**What is needed:**
Please write out the material below exactly as given.

>> BEGIN Supplied material

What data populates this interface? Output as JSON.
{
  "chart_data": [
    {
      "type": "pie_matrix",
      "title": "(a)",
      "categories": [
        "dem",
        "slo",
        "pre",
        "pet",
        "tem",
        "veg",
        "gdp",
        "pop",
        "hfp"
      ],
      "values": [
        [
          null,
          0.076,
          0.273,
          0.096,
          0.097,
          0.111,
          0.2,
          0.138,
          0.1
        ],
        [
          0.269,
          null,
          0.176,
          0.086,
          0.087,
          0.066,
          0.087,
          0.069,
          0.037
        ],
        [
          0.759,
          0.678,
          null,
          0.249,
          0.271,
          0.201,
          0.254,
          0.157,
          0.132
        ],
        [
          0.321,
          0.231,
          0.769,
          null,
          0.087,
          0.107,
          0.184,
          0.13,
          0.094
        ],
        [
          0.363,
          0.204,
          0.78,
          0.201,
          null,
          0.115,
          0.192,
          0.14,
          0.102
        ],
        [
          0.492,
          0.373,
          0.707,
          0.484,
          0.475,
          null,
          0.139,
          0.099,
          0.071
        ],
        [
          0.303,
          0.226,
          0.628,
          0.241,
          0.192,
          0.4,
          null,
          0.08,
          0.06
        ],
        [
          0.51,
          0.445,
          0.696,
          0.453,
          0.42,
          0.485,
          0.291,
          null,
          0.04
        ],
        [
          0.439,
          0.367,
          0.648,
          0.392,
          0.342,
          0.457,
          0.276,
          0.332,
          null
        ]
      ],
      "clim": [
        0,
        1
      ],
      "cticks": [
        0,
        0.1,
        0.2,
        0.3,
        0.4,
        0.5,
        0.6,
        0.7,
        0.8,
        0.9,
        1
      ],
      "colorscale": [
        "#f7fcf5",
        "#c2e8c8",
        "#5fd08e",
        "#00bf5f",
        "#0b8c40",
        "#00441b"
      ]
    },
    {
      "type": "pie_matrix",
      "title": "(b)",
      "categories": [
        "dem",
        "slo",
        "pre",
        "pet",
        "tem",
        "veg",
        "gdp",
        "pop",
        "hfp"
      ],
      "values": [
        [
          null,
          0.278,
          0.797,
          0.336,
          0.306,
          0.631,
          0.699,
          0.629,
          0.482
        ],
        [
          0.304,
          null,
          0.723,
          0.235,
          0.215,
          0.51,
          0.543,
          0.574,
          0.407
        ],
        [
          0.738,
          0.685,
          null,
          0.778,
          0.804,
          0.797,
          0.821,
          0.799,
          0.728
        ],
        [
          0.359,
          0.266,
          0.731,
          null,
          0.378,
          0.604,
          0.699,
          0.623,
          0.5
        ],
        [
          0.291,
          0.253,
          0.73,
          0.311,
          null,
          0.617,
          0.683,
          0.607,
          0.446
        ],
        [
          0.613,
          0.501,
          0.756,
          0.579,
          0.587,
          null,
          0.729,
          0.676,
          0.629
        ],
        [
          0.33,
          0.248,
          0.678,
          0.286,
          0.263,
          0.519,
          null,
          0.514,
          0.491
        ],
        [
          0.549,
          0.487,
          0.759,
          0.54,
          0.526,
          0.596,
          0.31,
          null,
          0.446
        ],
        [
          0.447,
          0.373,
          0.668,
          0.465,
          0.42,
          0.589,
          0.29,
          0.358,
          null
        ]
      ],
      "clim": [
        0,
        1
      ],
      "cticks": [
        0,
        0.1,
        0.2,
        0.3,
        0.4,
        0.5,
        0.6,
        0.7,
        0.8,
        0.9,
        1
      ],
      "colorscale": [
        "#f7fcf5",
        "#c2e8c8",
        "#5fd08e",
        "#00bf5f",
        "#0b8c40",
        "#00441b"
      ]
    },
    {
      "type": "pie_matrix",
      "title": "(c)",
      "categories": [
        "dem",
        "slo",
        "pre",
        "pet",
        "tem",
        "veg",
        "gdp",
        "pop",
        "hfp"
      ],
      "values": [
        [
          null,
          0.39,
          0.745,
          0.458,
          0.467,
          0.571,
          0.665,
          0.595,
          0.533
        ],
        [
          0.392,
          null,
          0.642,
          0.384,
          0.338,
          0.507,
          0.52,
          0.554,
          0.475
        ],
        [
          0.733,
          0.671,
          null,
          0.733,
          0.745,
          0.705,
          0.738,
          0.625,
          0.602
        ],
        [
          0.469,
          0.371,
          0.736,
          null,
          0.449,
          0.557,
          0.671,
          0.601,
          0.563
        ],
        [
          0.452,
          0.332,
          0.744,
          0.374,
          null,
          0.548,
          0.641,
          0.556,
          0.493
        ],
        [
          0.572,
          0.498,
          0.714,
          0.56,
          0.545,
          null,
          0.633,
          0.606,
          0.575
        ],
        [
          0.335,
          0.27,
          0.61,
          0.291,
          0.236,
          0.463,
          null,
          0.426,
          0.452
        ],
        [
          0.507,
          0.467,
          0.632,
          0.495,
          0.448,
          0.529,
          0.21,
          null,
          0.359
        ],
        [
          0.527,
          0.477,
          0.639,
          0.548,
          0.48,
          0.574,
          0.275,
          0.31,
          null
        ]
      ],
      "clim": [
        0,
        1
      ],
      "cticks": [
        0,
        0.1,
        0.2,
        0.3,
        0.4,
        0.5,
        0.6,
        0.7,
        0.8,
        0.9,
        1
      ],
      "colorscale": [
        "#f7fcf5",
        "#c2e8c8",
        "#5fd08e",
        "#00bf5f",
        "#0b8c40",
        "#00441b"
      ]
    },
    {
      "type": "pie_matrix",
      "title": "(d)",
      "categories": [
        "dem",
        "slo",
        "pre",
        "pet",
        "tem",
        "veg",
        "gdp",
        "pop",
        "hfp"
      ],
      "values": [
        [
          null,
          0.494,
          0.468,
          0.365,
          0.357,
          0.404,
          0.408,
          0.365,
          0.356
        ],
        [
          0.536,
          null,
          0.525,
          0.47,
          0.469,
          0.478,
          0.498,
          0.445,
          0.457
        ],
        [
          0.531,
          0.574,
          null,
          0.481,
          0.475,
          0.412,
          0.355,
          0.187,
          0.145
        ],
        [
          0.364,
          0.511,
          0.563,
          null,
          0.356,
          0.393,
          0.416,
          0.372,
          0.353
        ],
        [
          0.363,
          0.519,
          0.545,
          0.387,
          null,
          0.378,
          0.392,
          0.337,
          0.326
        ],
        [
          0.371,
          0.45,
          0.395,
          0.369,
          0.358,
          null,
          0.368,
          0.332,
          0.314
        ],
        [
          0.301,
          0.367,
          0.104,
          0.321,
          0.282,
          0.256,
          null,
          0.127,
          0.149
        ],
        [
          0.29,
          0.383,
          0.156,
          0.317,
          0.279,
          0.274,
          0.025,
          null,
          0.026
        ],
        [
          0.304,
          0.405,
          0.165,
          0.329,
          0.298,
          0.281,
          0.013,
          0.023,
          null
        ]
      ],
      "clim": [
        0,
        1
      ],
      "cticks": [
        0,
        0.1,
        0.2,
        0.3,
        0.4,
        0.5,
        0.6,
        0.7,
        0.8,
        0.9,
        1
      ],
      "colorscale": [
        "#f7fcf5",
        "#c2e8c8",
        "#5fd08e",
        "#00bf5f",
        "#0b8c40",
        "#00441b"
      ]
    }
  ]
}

>> END Supplied material

**Task output:**
What data populates this interface? Output as JSON.
{
  "chart_data": [
    {
      "type": "pie_matrix",
      "title": "(a)",
      "categories": [
        "dem",
        "slo",
        "pre",
        "pet",
        "tem",
        "veg",
        "gdp",
        "pop",
        "hfp"
      ],
      "values": [
        [
          null,
          0.076,
          0.273,
          0.096,
          0.097,
          0.111,
          0.2,
          0.138,
          0.1
        ],
        [
          0.269,
          null,
          0.176,
          0.086,
          0.087,
          0.066,
          0.087,
          0.069,
          0.037
        ],
        [
          0.759,
          0.678,
          null,
          0.249,
          0.271,
          0.201,
          0.254,
          0.157,
          0.132
        ],
        [
          0.321,
          0.231,
          0.769,
          null,
          0.087,
          0.107,
          0.184,
          0.13,
          0.094
        ],
        [
          0.363,
          0.204,
          0.78,
          0.201,
          null,
          0.115,
          0.192,
          0.14,
          0.102
        ],
        [
          0.492,
          0.373,
          0.707,
          0.484,
          0.475,
          null,
          0.139,
          0.099,
          0.071
        ],
        [
          0.303,
          0.226,
          0.628,
          0.241,
          0.192,
          0.4,
          null,
          0.08,
          0.06
        ],
        [
          0.51,
          0.445,
          0.696,
          0.453,
          0.42,
          0.485,
          0.291,
          null,
          0.04
        ],
        [
          0.439,
          0.367,
          0.648,
          0.392,
          0.342,
          0.457,
          0.276,
          0.332,
          null
        ]
      ],
      "clim": [
        0,
        1
      ],
      "cticks": [
        0,
        0.1,
        0.2,
        0.3,
        0.4,
        0.5,
        0.6,
        0.7,
        0.8,
        0.9,
        1
      ],
      "colorscale": [
        "#f7fcf5",
        "#c2e8c8",
        "#5fd08e",
        "#00bf5f",
        "#0b8c40",
        "#00441b"
      ]
    },
    {
      "type": "pie_matrix",
      "title": "(b)",
      "categories": [
        "dem",
        "slo",
        "pre",
        "pet",
        "tem",
        "veg",
        "gdp",
        "pop",
        "hfp"
      ],
      "values": [
        [
          null,
          0.278,
          0.797,
          0.336,
          0.306,
          0.631,
          0.699,
          0.629,
          0.482
        ],
        [
          0.304,
          null,
          0.723,
          0.235,
          0.215,
          0.51,
          0.543,
          0.574,
          0.407
        ],
        [
          0.738,
          0.685,
          null,
          0.778,
          0.804,
          0.797,
          0.821,
          0.799,
          0.728
        ],
        [
          0.359,
          0.266,
          0.731,
          null,
          0.378,
          0.604,
          0.699,
          0.623,
          0.5
        ],
        [
          0.291,
          0.253,
          0.73,
          0.311,
          null,
          0.617,
          0.683,
          0.607,
          0.446
        ],
        [
          0.613,
          0.501,
          0.756,
          0.579,
          0.587,
          null,
          0.729,
          0.676,
          0.629
        ],
        [
          0.33,
          0.248,
          0.678,
          0.286,
          0.263,
          0.519,
          null,
          0.514,
          0.491
        ],
        [
          0.549,
          0.487,
          0.759,
          0.54,
          0.526,
          0.596,
          0.31,
          null,
          0.446
        ],
        [
          0.447,
          0.373,
          0.668,
          0.465,
          0.42,
          0.589,
          0.29,
          0.358,
          null
        ]
      ],
      "clim": [
        0,
        1
      ],
      "cticks": [
        0,
        0.1,
        0.2,
        0.3,
        0.4,
        0.5,
        0.6,
        0.7,
        0.8,
        0.9,
        1
      ],
      "colorscale": [
        "#f7fcf5",
        "#c2e8c8",
        "#5fd08e",
        "#00bf5f",
        "#0b8c40",
        "#00441b"
      ]
    },
    {
      "type": "pie_matrix",
      "title": "(c)",
      "categories": [
        "dem",
        "slo",
        "pre",
        "pet",
        "tem",
        "veg",
        "gdp",
        "pop",
        "hfp"
      ],
      "values": [
        [
          null,
          0.39,
          0.745,
          0.458,
          0.467,
          0.571,
          0.665,
          0.595,
          0.533
        ],
        [
          0.392,
          null,
          0.642,
          0.384,
          0.338,
          0.507,
          0.52,
          0.554,
          0.475
        ],
        [
          0.733,
          0.671,
          null,
          0.733,
          0.745,
          0.705,
          0.738,
          0.625,
          0.602
        ],
        [
          0.469,
          0.371,
          0.736,
          null,
          0.449,
          0.557,
          0.671,
          0.601,
          0.563
        ],
        [
          0.452,
          0.332,
          0.744,
          0.374,
          null,
          0.548,
          0.641,
          0.556,
          0.493
        ],
        [
          0.572,
          0.498,
          0.714,
          0.56,
          0.545,
          null,
          0.633,
          0.606,
          0.575
        ],
        [
          0.335,
          0.27,
          0.61,
          0.291,
          0.236,
          0.463,
          null,
          0.426,
          0.452
        ],
        [
          0.507,
          0.467,
          0.632,
          0.495,
          0.448,
          0.529,
          0.21,
          null,
          0.359
        ],
        [
          0.527,
          0.477,
          0.639,
          0.548,
          0.48,
          0.574,
          0.275,
          0.31,
          null
        ]
      ],
      "clim": [
        0,
        1
      ],
      "cticks": [
        0,
        0.1,
        0.2,
        0.3,
        0.4,
        0.5,
        0.6,
        0.7,
        0.8,
        0.9,
        1
      ],
      "colorscale": [
        "#f7fcf5",
        "#c2e8c8",
        "#5fd08e",
        "#00bf5f",
        "#0b8c40",
        "#00441b"
      ]
    },
    {
      "type": "pie_matrix",
      "title": "(d)",
      "categories": [
        "dem",
        "slo",
        "pre",
        "pet",
        "tem",
        "veg",
        "gdp",
        "pop",
        "hfp"
      ],
      "values": [
        [
          null,
          0.494,
          0.468,
          0.365,
          0.357,
          0.404,
          0.408,
          0.365,
          0.356
        ],
        [
          0.536,
          null,
          0.525,
          0.47,
          0.469,
          0.478,
          0.498,
          0.445,
          0.457
        ],
        [
          0.531,
          0.574,
          null,
          0.481,
          0.475,
          0.412,
          0.355,
          0.187,
          0.145
        ],
        [
          0.364,
          0.511,
          0.563,
          null,
          0.356,
          0.393,
          0.416,
          0.372,
          0.353
        ],
        [
          0.363,
          0.519,
          0.545,
          0.387,
          null,
          0.378,
          0.392,
          0.337,
          0.326
        ],
        [
          0.371,
          0.45,
          0.395,
          0.369,
          0.358,
          null,
          0.368,
          0.332,
          0.314
        ],
        [
          0.301,
          0.367,
          0.104,
          0.321,
          0.282,
          0.256,
          null,
          0.127,
          0.149
        ],
        [
          0.29,
          0.383,
          0.156,
          0.317,
          0.279,
          0.274,
          0.025,
          null,
          0.026
        ],
        [
          0.304,
          0.405,
          0.165,
          0.329,
          0.298,
          0.281,
          0.013,
          0.023,
          null
        ]
      ],
      "clim": [
        0,
        1
      ],
      "cticks": [
        0,
        0.1,
        0.2,
        0.3,
        0.4,
        0.5,
        0.6,
        0.7,
        0.8,
        0.9,
        1
      ],
      "colorscale": [
        "#f7fcf5",
        "#c2e8c8",
        "#5fd08e",
        "#00bf5f",
        "#0b8c40",
        "#00441b"
      ]
    }
  ]
}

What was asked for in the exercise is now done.